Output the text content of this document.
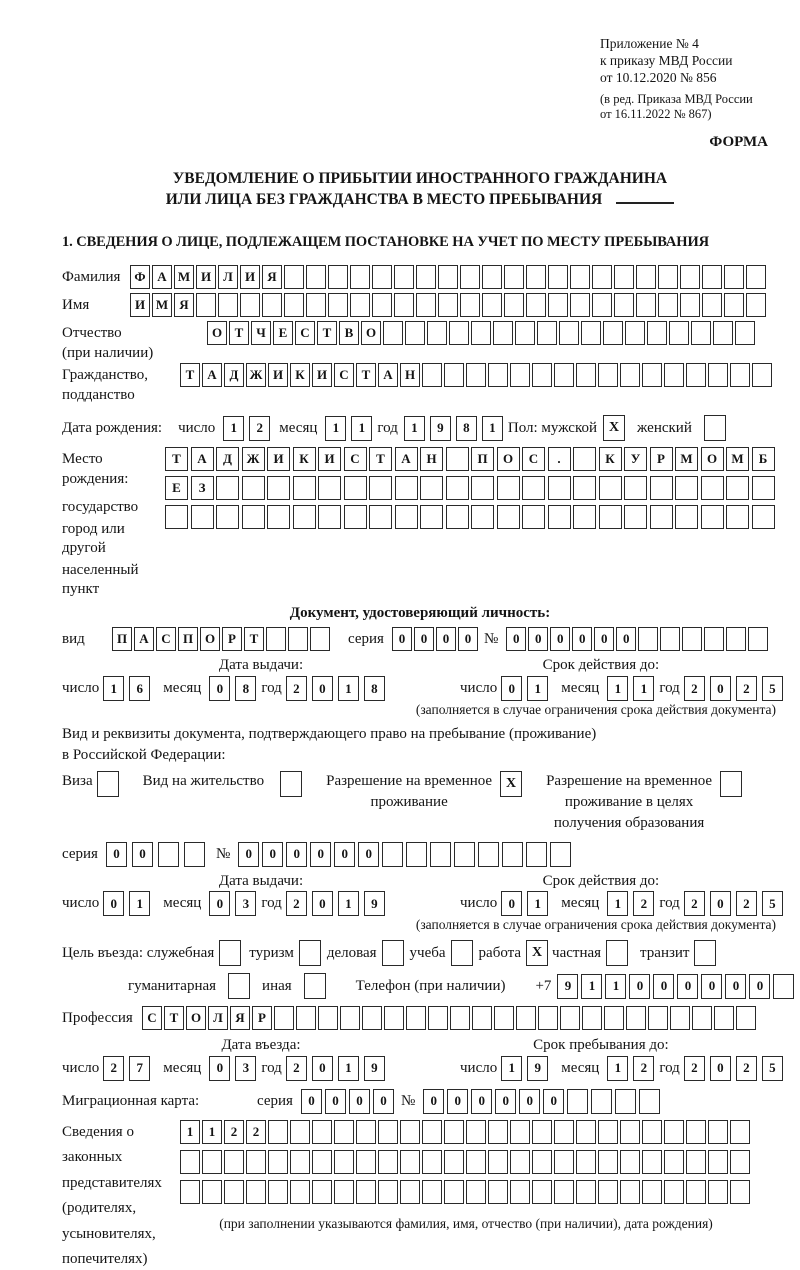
Приложение № 4
к приказу МВД России
от 10.12.2020 № 856
(в ред. Приказа МВД России
от 16.11.2022 № 867)
ФОРМА
УВЕДОМЛЕНИЕ О ПРИБЫТИИ ИНОСТРАННОГО ГРАЖДАНИНА
ИЛИ ЛИЦА БЕЗ ГРАЖДАНСТВА В МЕСТО ПРЕБЫВАНИЯ
1. СВЕДЕНИЯ О ЛИЦЕ, ПОДЛЕЖАЩЕМ ПОСТАНОВКЕ НА УЧЕТ ПО МЕСТУ ПРЕБЫВАНИЯ
Фамилия	Ф А М И Л И Я
Имя	И М Я
Отчество
(при наличии)
О Т Ч Е С Т	В О
Гражданство,
подданство
Т А Д Ж И К И С Т А Н
Дата рождения: число	1	2	месяц	1	1 год	1	9	8	1 Пол: мужской X	женский
Место рождения:
государство
город или другой
населенный пункт
Т	А	Д	Ж	И	К	И	С	Т	А	Н	П	О	С	.	К	У	Р	М	О	М	Б
Е	З
Документ, удостоверяющий личность:
вид	П А С П О Р	Т	серия	0	0	0	0 №	0	0	0	0	0	0
Дата выдачи:
число 1	6	месяц	0	8 год 2	0	1	8
Срок действия до:
число 0	1	месяц	1	1 год 2	0	2	5
(заполняется в случае ограничения срока действия документа)
Вид и реквизиты документа, подтверждающего право на пребывание (проживание)
в Российской Федерации:
Виза	Вид на жительство	Разрешение на временное
проживание
X	Разрешение на временное
проживание в целях
получения образования
серия	0	0	№	0	0	0	0	0	0
Дата выдачи:
число 0	1	месяц	0	3 год 2	0	1	9
Срок действия до:
число 0	1	месяц	1	2 год 2	0	2	5
(заполняется в случае ограничения срока действия документа)
Цель въезда: служебная туризм деловая учеба работа X частная	транзит
гуманитарная	иная	Телефон (при наличии) +7	9	1	1	0	0	0	0	0	0
Профессия	С Т О Л Я	Р
Дата въезда:
число 2	7	месяц	0	3 год 2	0	1	9
Срок пребывания до:
число 1	9	месяц	1	2 год 2	0	2	5
Миграционная карта:	серия	0	0	0	0 №	0	0	0	0	0	0
Сведения о
законных
представителях
(родителях,
усыновителях,
попечителях)
1	1	2	2
(при заполнении указываются фамилия, имя, отчество (при наличии), дата рождения)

Required work
Collect the lines of the data that carry the word "въезда".

Exercise answer
Цель въезда: служебная туризм деловая учеба работа X частная	транзит
Дата въезда:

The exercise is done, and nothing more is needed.